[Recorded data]

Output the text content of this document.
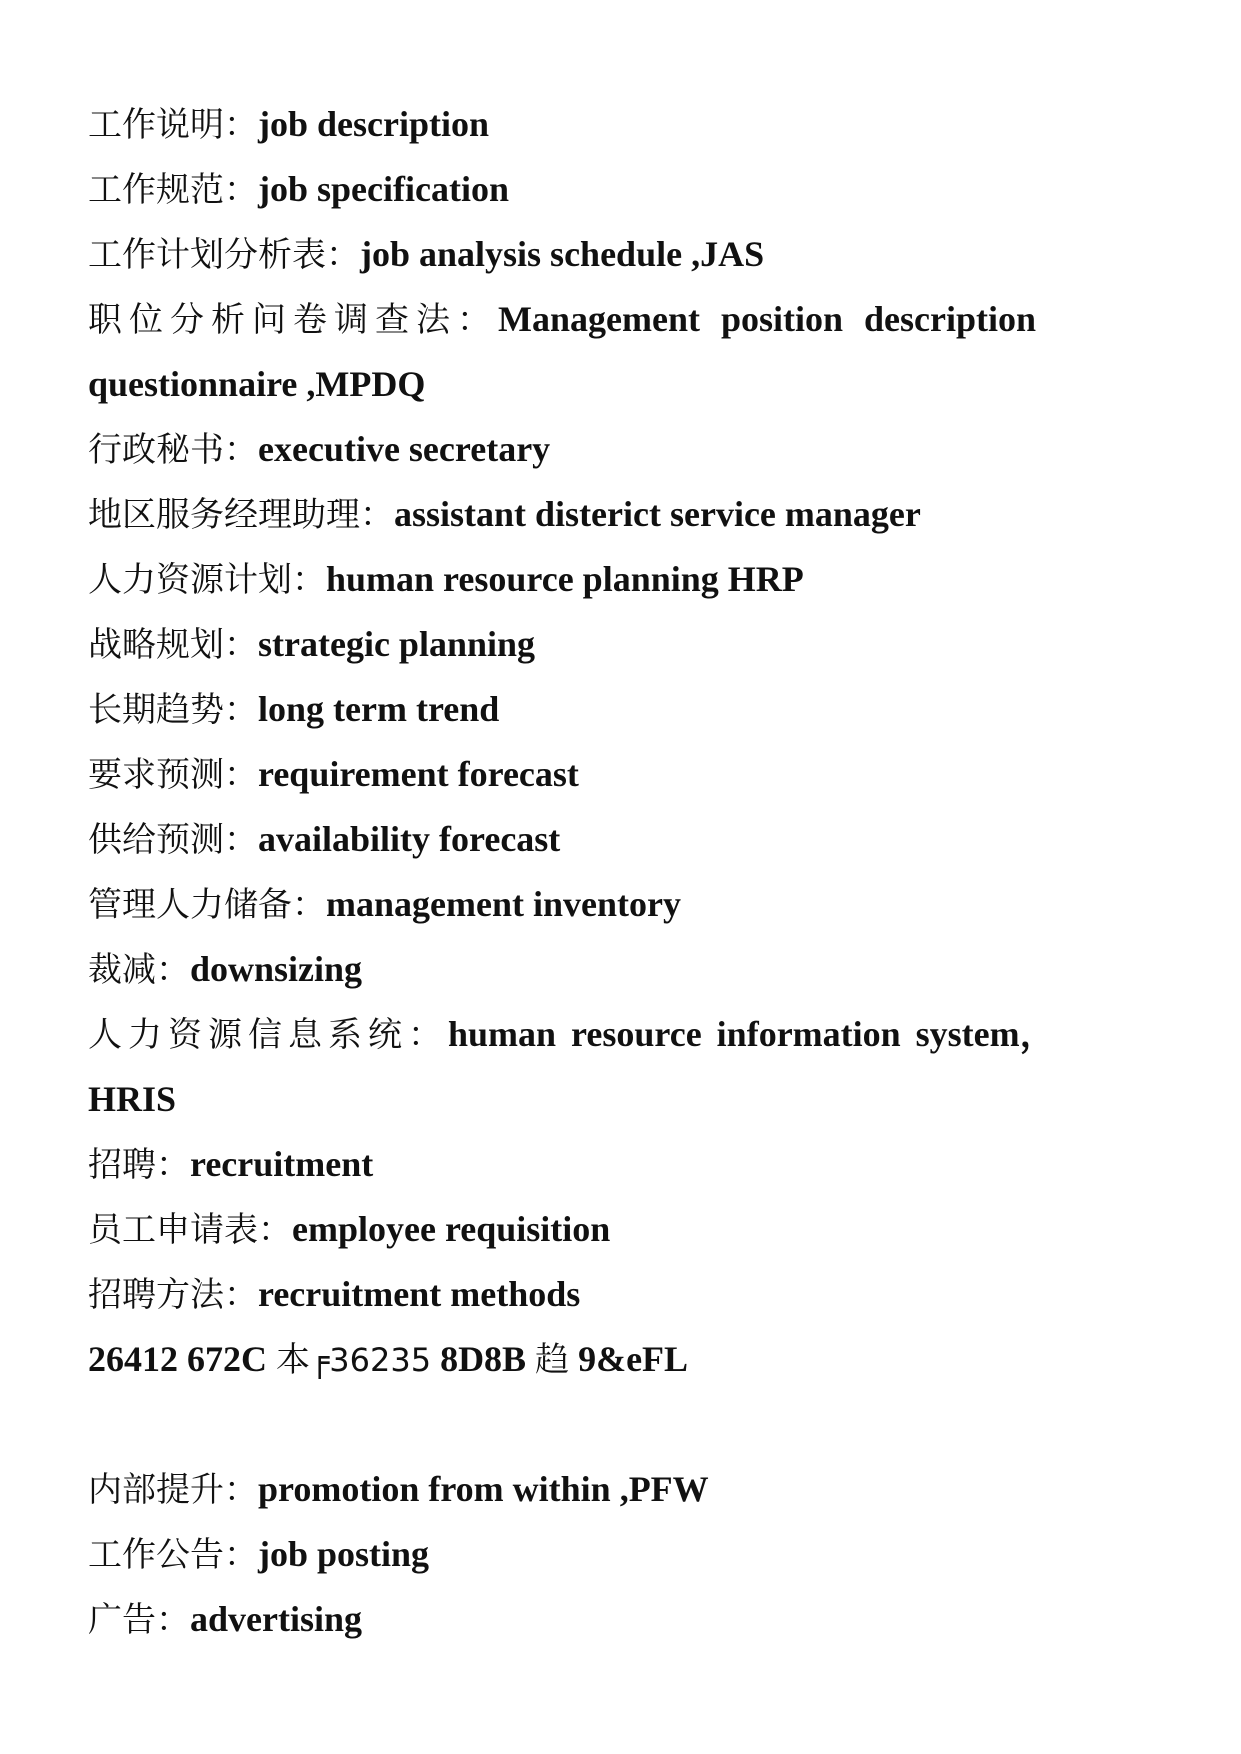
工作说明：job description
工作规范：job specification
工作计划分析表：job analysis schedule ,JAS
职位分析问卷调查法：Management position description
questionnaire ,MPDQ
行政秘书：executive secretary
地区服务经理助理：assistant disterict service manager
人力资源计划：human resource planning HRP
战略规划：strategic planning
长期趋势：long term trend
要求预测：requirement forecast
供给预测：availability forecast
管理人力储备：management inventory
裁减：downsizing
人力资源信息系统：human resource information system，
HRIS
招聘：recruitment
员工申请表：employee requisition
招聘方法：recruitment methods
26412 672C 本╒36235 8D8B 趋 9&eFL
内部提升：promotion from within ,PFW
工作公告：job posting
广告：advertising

● **TO BE DONE**
Using the records above, output their complete text exactly, minus any images.

● **EXERCISE RESULT**
Output the text content of this document.
工作说明：job description
工作规范：job specification
工作计划分析表：job analysis schedule ,JAS
职位分析问卷调查法：Management position description
questionnaire ,MPDQ
行政秘书：executive secretary
地区服务经理助理：assistant disterict service manager
人力资源计划：human resource planning HRP
战略规划：strategic planning
长期趋势：long term trend
要求预测：requirement forecast
供给预测：availability forecast
管理人力储备：management inventory
裁减：downsizing
人力资源信息系统：human resource information system，
HRIS
招聘：recruitment
员工申请表：employee requisition
招聘方法：recruitment methods
26412 672C 本╒36235 8D8B 趋 9&eFL
内部提升：promotion from within ,PFW
工作公告：job posting
广告：advertising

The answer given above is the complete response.